Historic house in Connecticut, United States

The Maj. Gen. John Sedgwick House is a historic house at 52 Hautboy Hill Road in Cornwall, Connecticut. Built in 1859–60, it is a prominent local example of Italianate architecture, and was built by Union Army General John Sedgwick, one of Connecticut's leading figures in the American Civil War. The house was listed on the National Register of Historic Places in 1992.

==Description and history==
The Sedgwick House stands in a rural setting in far northeastern Cornwall, on the south side of Hautboy Hill Road at its junction with Hurlburt Place. It is a two-story wood-frame structure, five bays wide, with a center entry and twin chimneys. It has Italianate features applied to a more traditional Federal period structure: the five-bay facade and side gable roof are Federal, while the heavy bracketed front portico is Italianate, as are the other richly detailed trim elements. The house is oriented with its front facing east toward Hurlburt Place, and its west toward an expansive view to the western hills. On that side of the house there is a full-width porch with detailing repeated from the house trim. Under the porch are full-height windows that serve as French doors.

[RECORDS SHOWN]
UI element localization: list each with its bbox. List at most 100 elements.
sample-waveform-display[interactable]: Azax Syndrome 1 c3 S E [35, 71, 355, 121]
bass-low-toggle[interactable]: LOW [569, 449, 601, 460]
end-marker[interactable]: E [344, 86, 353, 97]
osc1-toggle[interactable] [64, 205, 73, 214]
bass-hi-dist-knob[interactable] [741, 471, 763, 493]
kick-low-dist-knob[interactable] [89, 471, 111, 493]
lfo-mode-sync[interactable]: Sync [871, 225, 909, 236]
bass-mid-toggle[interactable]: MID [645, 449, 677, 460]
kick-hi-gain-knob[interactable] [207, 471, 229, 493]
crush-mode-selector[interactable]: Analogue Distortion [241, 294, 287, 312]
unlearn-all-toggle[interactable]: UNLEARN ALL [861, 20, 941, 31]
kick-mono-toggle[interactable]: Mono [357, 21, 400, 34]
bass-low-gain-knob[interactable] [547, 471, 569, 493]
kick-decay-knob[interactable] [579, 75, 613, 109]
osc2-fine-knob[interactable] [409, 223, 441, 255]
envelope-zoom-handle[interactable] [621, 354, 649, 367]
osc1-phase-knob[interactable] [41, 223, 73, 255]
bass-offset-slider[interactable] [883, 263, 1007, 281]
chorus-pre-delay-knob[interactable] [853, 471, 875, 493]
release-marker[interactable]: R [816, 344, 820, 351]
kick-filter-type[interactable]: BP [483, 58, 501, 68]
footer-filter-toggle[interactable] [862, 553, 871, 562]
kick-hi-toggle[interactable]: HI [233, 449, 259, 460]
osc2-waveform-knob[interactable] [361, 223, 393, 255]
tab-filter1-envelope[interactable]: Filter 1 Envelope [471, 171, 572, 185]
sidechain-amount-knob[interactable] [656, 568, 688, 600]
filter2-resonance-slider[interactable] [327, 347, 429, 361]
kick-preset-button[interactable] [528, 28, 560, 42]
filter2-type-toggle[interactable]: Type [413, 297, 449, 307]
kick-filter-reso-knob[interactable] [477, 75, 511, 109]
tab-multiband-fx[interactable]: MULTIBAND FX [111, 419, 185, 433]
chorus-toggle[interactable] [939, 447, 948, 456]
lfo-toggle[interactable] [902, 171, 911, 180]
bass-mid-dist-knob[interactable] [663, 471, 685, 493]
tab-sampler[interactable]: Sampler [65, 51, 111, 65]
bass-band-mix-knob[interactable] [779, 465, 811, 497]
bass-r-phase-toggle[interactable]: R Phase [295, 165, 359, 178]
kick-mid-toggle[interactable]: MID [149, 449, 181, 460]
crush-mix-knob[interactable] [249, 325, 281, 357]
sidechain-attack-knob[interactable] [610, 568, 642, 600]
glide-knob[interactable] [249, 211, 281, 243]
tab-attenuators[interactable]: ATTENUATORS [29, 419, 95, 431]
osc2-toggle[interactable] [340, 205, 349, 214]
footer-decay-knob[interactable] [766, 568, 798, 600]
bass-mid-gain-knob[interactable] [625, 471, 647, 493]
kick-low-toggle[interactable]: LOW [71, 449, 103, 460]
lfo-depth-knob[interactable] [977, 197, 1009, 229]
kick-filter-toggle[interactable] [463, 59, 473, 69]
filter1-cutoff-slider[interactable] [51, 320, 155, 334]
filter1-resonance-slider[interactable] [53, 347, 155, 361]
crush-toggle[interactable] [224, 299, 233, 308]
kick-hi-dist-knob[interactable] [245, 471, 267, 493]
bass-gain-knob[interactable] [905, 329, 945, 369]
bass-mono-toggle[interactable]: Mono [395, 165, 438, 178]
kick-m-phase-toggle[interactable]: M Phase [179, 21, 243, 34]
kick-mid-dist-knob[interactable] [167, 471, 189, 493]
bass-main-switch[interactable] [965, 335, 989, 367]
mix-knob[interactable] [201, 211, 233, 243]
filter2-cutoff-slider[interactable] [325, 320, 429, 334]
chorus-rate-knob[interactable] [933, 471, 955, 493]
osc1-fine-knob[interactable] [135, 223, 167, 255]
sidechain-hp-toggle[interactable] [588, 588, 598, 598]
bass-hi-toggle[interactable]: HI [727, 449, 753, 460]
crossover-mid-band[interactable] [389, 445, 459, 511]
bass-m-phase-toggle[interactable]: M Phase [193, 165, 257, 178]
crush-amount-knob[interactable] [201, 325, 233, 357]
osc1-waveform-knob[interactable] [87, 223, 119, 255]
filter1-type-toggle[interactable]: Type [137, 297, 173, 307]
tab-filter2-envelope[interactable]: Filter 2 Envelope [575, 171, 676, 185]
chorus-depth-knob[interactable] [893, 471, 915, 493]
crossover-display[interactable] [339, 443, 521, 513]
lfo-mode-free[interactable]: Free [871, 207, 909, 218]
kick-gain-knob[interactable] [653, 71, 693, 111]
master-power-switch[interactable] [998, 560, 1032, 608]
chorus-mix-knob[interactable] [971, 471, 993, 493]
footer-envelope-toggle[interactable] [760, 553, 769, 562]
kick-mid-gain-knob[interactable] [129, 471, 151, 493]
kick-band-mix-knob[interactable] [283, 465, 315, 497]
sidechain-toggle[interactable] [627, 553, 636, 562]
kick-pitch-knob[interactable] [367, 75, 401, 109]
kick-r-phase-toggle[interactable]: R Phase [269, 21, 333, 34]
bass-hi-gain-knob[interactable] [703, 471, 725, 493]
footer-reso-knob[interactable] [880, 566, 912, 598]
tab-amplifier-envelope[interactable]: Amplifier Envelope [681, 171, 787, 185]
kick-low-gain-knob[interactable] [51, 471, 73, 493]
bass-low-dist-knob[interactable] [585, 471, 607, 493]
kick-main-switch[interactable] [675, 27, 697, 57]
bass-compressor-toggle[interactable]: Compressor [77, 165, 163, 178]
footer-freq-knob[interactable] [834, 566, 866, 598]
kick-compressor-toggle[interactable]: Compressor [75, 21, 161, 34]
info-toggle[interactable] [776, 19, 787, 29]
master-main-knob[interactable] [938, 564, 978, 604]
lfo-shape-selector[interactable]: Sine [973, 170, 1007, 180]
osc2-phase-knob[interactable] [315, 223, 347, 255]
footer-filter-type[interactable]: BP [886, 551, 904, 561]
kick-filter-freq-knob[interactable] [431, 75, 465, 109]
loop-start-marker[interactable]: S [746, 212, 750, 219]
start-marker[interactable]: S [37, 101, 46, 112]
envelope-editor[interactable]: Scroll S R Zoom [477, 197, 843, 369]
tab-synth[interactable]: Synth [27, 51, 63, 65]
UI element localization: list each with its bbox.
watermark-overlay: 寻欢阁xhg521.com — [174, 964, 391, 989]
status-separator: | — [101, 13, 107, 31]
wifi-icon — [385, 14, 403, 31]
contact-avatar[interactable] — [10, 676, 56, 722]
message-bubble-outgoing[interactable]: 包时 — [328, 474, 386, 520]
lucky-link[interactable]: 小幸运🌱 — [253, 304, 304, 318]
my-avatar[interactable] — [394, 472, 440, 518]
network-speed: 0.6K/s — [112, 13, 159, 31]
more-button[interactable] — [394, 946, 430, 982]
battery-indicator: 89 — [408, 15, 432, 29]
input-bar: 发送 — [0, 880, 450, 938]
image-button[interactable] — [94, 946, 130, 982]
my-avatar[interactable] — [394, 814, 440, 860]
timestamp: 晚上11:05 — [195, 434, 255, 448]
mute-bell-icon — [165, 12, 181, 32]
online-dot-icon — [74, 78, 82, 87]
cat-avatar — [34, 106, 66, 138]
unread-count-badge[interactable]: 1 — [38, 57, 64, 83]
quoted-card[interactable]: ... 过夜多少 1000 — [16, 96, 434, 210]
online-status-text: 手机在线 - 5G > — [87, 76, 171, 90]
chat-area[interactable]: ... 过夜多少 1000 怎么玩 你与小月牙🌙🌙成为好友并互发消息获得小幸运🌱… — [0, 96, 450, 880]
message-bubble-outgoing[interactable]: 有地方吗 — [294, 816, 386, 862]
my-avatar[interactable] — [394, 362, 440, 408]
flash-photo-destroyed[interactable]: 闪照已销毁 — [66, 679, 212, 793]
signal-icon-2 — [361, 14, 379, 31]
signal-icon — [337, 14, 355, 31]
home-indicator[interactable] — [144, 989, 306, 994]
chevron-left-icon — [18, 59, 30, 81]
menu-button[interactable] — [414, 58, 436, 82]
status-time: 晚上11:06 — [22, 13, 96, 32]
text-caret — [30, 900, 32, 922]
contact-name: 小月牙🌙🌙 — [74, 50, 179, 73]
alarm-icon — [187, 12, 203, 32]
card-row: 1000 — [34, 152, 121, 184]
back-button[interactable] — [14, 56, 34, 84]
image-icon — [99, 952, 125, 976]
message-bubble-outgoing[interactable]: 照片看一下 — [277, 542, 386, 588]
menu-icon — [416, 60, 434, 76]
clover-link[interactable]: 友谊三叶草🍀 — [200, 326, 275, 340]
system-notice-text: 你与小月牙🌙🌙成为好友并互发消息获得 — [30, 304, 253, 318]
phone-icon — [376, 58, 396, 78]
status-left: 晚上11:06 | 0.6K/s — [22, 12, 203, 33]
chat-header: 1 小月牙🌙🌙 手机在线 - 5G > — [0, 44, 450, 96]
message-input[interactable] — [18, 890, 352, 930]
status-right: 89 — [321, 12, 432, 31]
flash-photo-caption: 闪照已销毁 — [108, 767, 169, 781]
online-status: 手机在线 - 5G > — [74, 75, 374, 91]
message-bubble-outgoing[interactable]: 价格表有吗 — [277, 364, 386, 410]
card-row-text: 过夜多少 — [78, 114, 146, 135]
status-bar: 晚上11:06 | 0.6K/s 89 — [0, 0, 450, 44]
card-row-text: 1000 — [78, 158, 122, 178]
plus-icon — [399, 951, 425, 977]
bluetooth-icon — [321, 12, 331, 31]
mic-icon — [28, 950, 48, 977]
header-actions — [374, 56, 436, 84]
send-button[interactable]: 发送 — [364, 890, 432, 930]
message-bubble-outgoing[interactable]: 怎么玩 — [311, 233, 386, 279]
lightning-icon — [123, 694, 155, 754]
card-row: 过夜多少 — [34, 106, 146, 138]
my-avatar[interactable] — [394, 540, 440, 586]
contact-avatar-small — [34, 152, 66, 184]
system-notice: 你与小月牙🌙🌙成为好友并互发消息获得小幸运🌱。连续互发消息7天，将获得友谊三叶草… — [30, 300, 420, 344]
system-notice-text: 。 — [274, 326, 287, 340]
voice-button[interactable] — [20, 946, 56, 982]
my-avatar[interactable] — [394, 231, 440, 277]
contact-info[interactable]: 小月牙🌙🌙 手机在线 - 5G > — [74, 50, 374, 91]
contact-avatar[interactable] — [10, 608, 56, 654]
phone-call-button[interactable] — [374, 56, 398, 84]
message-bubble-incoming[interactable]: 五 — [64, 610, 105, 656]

[PROBLEM SET]
**A)** Give the rows as a numbered list, starting at the first row and ending at the row that contains "kick-mono-toggle[interactable]: Mono [357, 21, 400, 34]", with blank lines left out.
**B)** Take the text on the Sedgwick House further, picking up after its last sentence.
The text about the Sedgwick House and the rows are unrelated material.

[WRITTEN ANSWERS]
**A)**
1. UI element localization: list each with its bbox. List at most 100 elements.
2. sample-waveform-display[interactable]: Azax Syndrome 1 c3 S E [35, 71, 355, 121]
3. bass-low-toggle[interactable]: LOW [569, 449, 601, 460]
4. end-marker[interactable]: E [344, 86, 353, 97]
5. osc1-toggle[interactable] [64, 205, 73, 214]
6. bass-hi-dist-knob[interactable] [741, 471, 763, 493]
7. kick-low-dist-knob[interactable] [89, 471, 111, 493]
8. lfo-mode-sync[interactable]: Sync [871, 225, 909, 236]
9. bass-mid-toggle[interactable]: MID [645, 449, 677, 460]
10. kick-hi-gain-knob[interactable] [207, 471, 229, 493]
11. crush-mode-selector[interactable]: Analogue Distortion [241, 294, 287, 312]
12. unlearn-all-toggle[interactable]: UNLEARN ALL [861, 20, 941, 31]
13. kick-mono-toggle[interactable]: Mono [357, 21, 400, 34]

**B)**
John Sedgwick was born in a house standing on this site in 1818, which had been built by his grandfather, a veteran of the American Revolutionary War. In 1859 this family homestead burned to the ground. Sedgwick, then already well established in his military career, took leave to oversee construction of its replacement. This house was built, apparently on the foundation of the old house, in 1859–60. The work was done by Cyrus Marsh, a local builder who may also have been responsible for the design of its exterior decorations. Sedgwick was active in many campaigns of the American Civil War, and was killed by a sharpshooter at the 1864 Battle of Spotsylvania Court House; he was the Union Army's highest-ranking casualty of the war.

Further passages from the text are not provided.